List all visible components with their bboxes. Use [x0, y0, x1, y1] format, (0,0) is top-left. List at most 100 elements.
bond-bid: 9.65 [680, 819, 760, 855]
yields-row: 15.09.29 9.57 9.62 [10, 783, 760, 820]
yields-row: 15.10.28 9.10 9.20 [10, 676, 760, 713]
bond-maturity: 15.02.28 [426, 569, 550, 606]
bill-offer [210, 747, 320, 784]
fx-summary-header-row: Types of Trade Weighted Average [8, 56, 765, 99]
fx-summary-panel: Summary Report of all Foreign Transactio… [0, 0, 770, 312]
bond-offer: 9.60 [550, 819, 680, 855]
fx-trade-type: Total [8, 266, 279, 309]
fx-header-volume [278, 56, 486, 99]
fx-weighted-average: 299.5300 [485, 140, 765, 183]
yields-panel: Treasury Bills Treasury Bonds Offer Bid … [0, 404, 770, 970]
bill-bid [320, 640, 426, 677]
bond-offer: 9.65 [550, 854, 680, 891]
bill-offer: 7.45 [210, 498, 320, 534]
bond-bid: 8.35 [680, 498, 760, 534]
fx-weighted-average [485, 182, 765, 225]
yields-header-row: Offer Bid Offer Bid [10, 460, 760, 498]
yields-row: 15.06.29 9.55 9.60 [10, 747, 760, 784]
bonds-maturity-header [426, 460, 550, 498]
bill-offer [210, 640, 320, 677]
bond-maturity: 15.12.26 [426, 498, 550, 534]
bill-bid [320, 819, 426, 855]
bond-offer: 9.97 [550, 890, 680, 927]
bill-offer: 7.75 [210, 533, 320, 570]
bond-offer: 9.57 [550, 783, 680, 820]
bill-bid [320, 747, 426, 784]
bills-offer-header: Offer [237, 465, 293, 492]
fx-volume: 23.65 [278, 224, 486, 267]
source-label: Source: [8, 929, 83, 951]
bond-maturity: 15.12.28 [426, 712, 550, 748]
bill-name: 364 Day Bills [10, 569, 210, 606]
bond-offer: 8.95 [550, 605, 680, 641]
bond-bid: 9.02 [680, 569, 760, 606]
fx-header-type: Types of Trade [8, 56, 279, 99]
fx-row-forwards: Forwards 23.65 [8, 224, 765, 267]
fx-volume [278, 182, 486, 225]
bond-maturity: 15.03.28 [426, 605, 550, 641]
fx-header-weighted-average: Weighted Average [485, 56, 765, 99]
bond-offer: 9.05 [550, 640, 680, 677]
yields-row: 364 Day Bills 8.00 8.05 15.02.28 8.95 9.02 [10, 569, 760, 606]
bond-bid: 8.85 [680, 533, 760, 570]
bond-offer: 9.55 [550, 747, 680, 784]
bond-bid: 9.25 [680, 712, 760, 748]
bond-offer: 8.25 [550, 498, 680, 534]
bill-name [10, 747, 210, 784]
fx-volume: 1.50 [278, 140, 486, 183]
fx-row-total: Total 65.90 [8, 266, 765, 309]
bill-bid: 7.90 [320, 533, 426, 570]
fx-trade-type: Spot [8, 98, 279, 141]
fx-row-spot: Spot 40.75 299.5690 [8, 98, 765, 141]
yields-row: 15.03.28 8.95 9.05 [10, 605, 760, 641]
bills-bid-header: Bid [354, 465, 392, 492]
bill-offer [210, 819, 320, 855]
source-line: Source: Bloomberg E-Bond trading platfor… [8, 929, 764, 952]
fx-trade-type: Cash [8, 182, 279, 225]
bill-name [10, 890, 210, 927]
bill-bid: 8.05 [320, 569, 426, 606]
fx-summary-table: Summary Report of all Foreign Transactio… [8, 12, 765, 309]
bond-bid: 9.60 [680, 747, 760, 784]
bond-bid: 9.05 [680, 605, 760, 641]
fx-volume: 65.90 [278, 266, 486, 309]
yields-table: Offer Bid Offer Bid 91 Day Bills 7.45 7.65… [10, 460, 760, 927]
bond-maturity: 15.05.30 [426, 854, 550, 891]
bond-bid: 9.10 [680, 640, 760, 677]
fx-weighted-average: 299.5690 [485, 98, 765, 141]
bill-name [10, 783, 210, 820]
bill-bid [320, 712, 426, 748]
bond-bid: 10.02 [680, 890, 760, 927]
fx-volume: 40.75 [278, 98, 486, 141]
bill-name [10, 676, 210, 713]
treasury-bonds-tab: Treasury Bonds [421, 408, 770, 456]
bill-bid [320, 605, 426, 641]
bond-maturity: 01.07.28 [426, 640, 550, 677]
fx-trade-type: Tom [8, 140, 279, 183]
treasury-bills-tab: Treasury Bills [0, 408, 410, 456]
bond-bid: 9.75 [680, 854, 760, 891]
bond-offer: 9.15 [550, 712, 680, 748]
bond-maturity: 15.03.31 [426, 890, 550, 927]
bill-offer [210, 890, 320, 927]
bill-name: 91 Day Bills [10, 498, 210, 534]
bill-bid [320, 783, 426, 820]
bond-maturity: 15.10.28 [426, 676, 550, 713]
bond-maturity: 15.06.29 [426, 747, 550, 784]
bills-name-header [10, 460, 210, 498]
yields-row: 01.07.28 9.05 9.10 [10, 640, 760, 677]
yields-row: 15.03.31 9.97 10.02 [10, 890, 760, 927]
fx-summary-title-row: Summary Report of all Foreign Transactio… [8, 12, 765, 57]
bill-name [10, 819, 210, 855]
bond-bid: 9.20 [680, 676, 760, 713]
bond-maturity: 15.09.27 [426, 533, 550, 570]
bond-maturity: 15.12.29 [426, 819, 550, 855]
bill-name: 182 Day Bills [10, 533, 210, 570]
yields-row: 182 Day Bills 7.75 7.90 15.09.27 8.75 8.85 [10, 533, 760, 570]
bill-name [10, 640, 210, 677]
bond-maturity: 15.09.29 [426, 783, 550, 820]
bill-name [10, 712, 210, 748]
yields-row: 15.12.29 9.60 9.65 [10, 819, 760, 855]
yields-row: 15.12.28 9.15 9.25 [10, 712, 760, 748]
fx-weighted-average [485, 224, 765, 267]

→ **Written exercise**: Rewrite the listing from its first line up to and including the line with "bond-maturity: 15.02.28 [426, 569, 550, 606]", changing "yields-row" to "yield-row" and keeping everything else the same.

→ **Result of the task**:
List all visible components with their bboxes. Use [x0, y0, x1, y1] format, (0,0) is top-left. List at most 100 elements.
bond-bid: 9.65 [680, 819, 760, 855]
yield-row: 15.09.29 9.57 9.62 [10, 783, 760, 820]
yield-row: 15.10.28 9.10 9.20 [10, 676, 760, 713]
bond-maturity: 15.02.28 [426, 569, 550, 606]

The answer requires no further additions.